Dirt particles as small as 5 microns can easily damage bearings and gears in equipment. Unfortunately, gearbox vents and hydraulic breather caps only prevent particles larger than 25-45 microns from being ingested into machinery from the surrounding air. As a result, those large particles are broken down into much smaller particles resulting in premature equipment damage. For example, one teaspoon of dirt in a 55 gallon drum of lubricant can create one billion particles that are 4 microns or larger in diameter in that same drum. Imagine how much damage this can cause in equipment, leading to unwanted maintenance downtime.
Additionally, these vents and caps provide no protection from moisture ingress into equipment. Water is one of primary defect sources for industrial machinery.
Solution: Install good quality desiccant breathers on your equipment
A good quality desiccant breather has a 3 micron filter as part of the design to help prevent harmful particles from being introduced into equipment. As a result, premature equipment failures, loss of capacity and unneeded maintenance expenses will largely be prevented.
Additionally, desiccant breathers provide an insight into the equipment health through how the desiccant is being spent.
It is very important to have good quality desiccant breathers installed on equipment to prevent the introduction of equipment defects and help improve your return on assets.
Desiccant Breather Assessment
- If the top of the desiccant breather is pink there is an internal moisture source from the reservoir headspace.

● ● ● ● ●

### GIVEN INSTRUCTION A
According to the passage on desiccant breathers, what size of filter does a good quality desiccant breather include in its design?
### GIVEN INSTRUCTION B
Please extend the passage on desiccant breathers, picking up right after its final line.
The material placed after this comes from a separate source.

### DATA EXCERPTS
● ● ● ● ●

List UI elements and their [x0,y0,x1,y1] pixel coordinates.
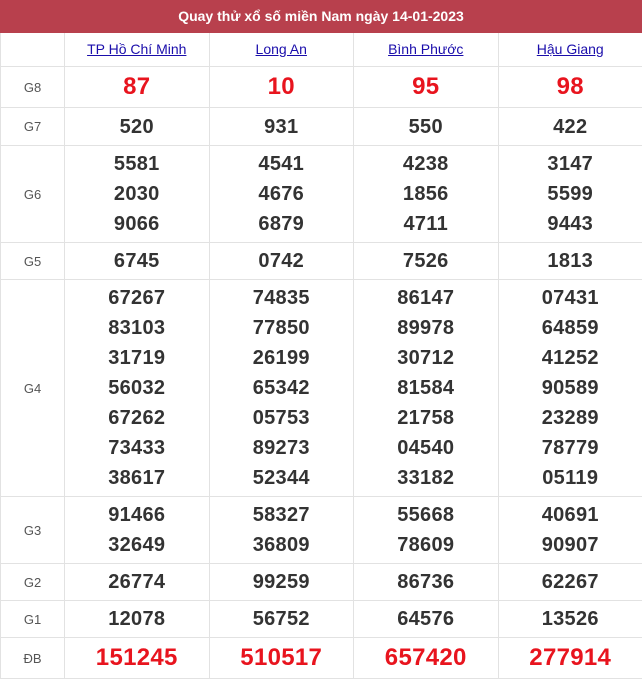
result-number: 3147 [547,153,594,175]
result-number: 4711 [403,213,449,235]
result-number: 55668 [397,504,455,526]
result-number: 91466 [108,504,166,526]
results-table [0,33,642,679]
result-cell [65,497,210,564]
result-number: 40691 [541,504,599,526]
result-number: 56032 [108,377,166,399]
result-number: 32649 [108,534,166,556]
result-number: 931 [264,115,299,138]
result-number: 12078 [108,608,166,630]
results-body [1,67,642,679]
prize-row [1,601,642,638]
result-number: 67267 [108,287,166,309]
result-number: 95 [412,73,440,100]
result-number: 7526 [402,250,449,272]
result-cell [209,497,354,564]
result-cell [498,108,642,146]
result-cell [354,638,499,679]
province-header [65,33,210,67]
prize-label: G5 [1,243,65,280]
result-number: 277914 [529,644,612,671]
result-cell [354,146,499,243]
result-cell [498,146,642,243]
result-number: 10 [267,73,295,100]
result-number: 65342 [252,377,310,399]
result-cell [498,564,642,601]
result-number: 67262 [108,407,166,429]
result-number: 62267 [541,571,599,593]
result-number: 99259 [252,571,310,593]
result-number: 31719 [108,347,166,369]
result-number: 41252 [541,347,599,369]
result-cell [209,638,354,679]
result-number: 38617 [108,467,166,489]
result-number: 78609 [397,534,455,556]
result-cell [354,280,499,497]
prize-label: G1 [1,601,65,638]
prize-label: ĐB [1,638,65,679]
result-number: 6879 [258,213,305,235]
result-cell [498,497,642,564]
result-number: 64859 [541,317,599,339]
result-number: 58327 [252,504,310,526]
result-cell [65,280,210,497]
result-number: 13526 [541,608,599,630]
result-number: 78779 [541,437,599,459]
result-cell [498,601,642,638]
result-number: 86147 [397,287,455,309]
result-number: 81584 [397,377,455,399]
province-header [209,33,354,67]
result-number: 05753 [252,407,310,429]
result-number: 52344 [252,467,310,489]
result-cell [354,243,499,280]
result-number: 36809 [252,534,310,556]
prize-row [1,280,642,497]
result-number: 4676 [258,183,305,205]
result-number: 83103 [108,317,166,339]
prize-row [1,638,642,679]
result-cell [354,108,499,146]
result-number: 05119 [542,467,599,489]
result-number: 26199 [252,347,310,369]
result-number: 33182 [397,467,455,489]
result-number: 1813 [547,250,594,272]
result-number: 74835 [252,287,310,309]
result-cell [65,243,210,280]
result-number: 64576 [397,608,455,630]
result-number: 30712 [397,347,455,369]
prize-label: G7 [1,108,65,146]
province-link-binh-phuoc[interactable]: Bình Phước [388,40,464,57]
province-header [498,33,642,67]
result-cell [209,280,354,497]
province-header [354,33,499,67]
province-link-hau-giang[interactable]: Hậu Giang [536,40,604,57]
result-number: 26774 [108,571,166,593]
result-cell [498,243,642,280]
result-cell [354,497,499,564]
result-number: 89978 [397,317,455,339]
result-number: 510517 [240,644,323,671]
result-number: 90907 [541,534,599,556]
province-link-ho-chi-minh[interactable]: TP Hồ Chí Minh [87,40,187,57]
result-number: 4541 [258,153,305,175]
result-number: 77850 [252,317,310,339]
prize-label: G2 [1,564,65,601]
result-cell [65,564,210,601]
result-cell [498,280,642,497]
result-number: 520 [119,115,154,138]
result-number: 1856 [402,183,449,205]
prize-row [1,108,642,146]
result-cell [354,601,499,638]
result-number: 9066 [113,213,160,235]
prize-row [1,564,642,601]
result-cell [498,67,642,108]
prize-row [1,146,642,243]
prize-label: G6 [1,146,65,243]
result-number: 9443 [547,213,594,235]
result-cell [209,564,354,601]
result-number: 4238 [402,153,449,175]
result-number: 5581 [113,153,160,175]
result-number: 6745 [113,250,160,272]
result-cell [209,243,354,280]
province-link-long-an[interactable]: Long An [255,40,307,57]
result-number: 87 [123,73,151,100]
province-header-row [1,33,642,67]
result-number: 151245 [95,644,178,671]
result-number: 86736 [397,571,455,593]
page-title: Quay thử xổ số miền Nam ngày 14-01-2023 [0,0,642,33]
prize-label: G4 [1,280,65,497]
prize-row [1,497,642,564]
result-cell [209,108,354,146]
result-number: 90589 [541,377,599,399]
result-cell [209,601,354,638]
result-cell [65,638,210,679]
prize-row [1,67,642,108]
result-number: 2030 [113,183,160,205]
result-number: 98 [556,73,584,100]
result-number: 56752 [252,608,310,630]
prize-label: G8 [1,67,65,108]
result-cell [209,67,354,108]
result-cell [65,601,210,638]
result-cell [354,67,499,108]
result-cell [498,638,642,679]
result-number: 07431 [541,287,599,309]
result-number: 5599 [547,183,594,205]
result-number: 04540 [397,437,455,459]
result-number: 73433 [108,437,166,459]
result-cell [65,108,210,146]
result-number: 657420 [384,644,467,671]
result-number: 0742 [258,250,305,272]
result-number: 89273 [252,437,310,459]
prize-label: G3 [1,497,65,564]
result-number: 550 [408,115,443,138]
result-number: 422 [553,115,588,138]
result-number: 23289 [541,407,599,429]
result-cell [65,146,210,243]
result-number: 21758 [397,407,455,429]
result-cell [65,67,210,108]
result-cell [354,564,499,601]
prize-column-header [1,33,65,67]
prize-row [1,243,642,280]
result-cell [209,146,354,243]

● ● ● ● ●

### FINAL ANSWER A
A 3 micron filter.

### FINAL ANSWER B
- If the bottom of desiccant breather turns pink first then there is an external moisture source from the outside environment.
- If the desiccant breather turns amber or brown instead of pink, then it is likely an indication of oil misting.
- If the breather has turned completely pink then the desiccant is spent and the breather is at full water saturation.
- Reservoir water content: If the breather changes quickly from blue to pink when first installed, then the breather is likely working to remove water already in the system. It may take two to three breathers to dry the headspace before the breather begins operating normally.
- Sizing: If breathers continue to spend quickly, the size may not be appropriate for the application.
Things to check if your breather is not spending at all
- Dry Environment: If the environment has been abnormally dry there may not be enough ambient moisture for the silica to adsorb.
- Breather Size: The breather may be larger than what is required for the system. Check the recommended system sizing. The breather should be changed after one year, regardless of visible condition, to renew particle filtration.
- Intake Holes: Check that the proper number of plugs have been removed. Instructions on the breather packaging indicate how many holes are needed for various air flow requirements.
Note: The actual color changes above will vary depending on the supplier of the desiccant breather. All breathers will have some type of color change indicating condition. The above colors are applicable to two well-known desiccant breather manufacturers.
Desiccant Breather Air Vent Plugs
- Some combination of air vents should always be pulled depending on the air flow in the machine. This is a common mistake when installing breathers.
- If the CFM is greater than 12-16 CFM you should pull all of the air vents from the breather.
- When selecting a breather, always select a model with a CFM rating greater than the CFM requirements of the application.
- Breathers should not be selected by the size of the tank or reservoir. Breather size is always determined by the maximum fluid movement in/out of the fluid reservoir.
- Not all equipment, for example gearboxes, may specify a CFM value. If needed you can use this rule of thumb o calculate the CFM and select the correct breather for the application:
7.5 GPM = 1 CFM.
CFM = GPM/ 7.5.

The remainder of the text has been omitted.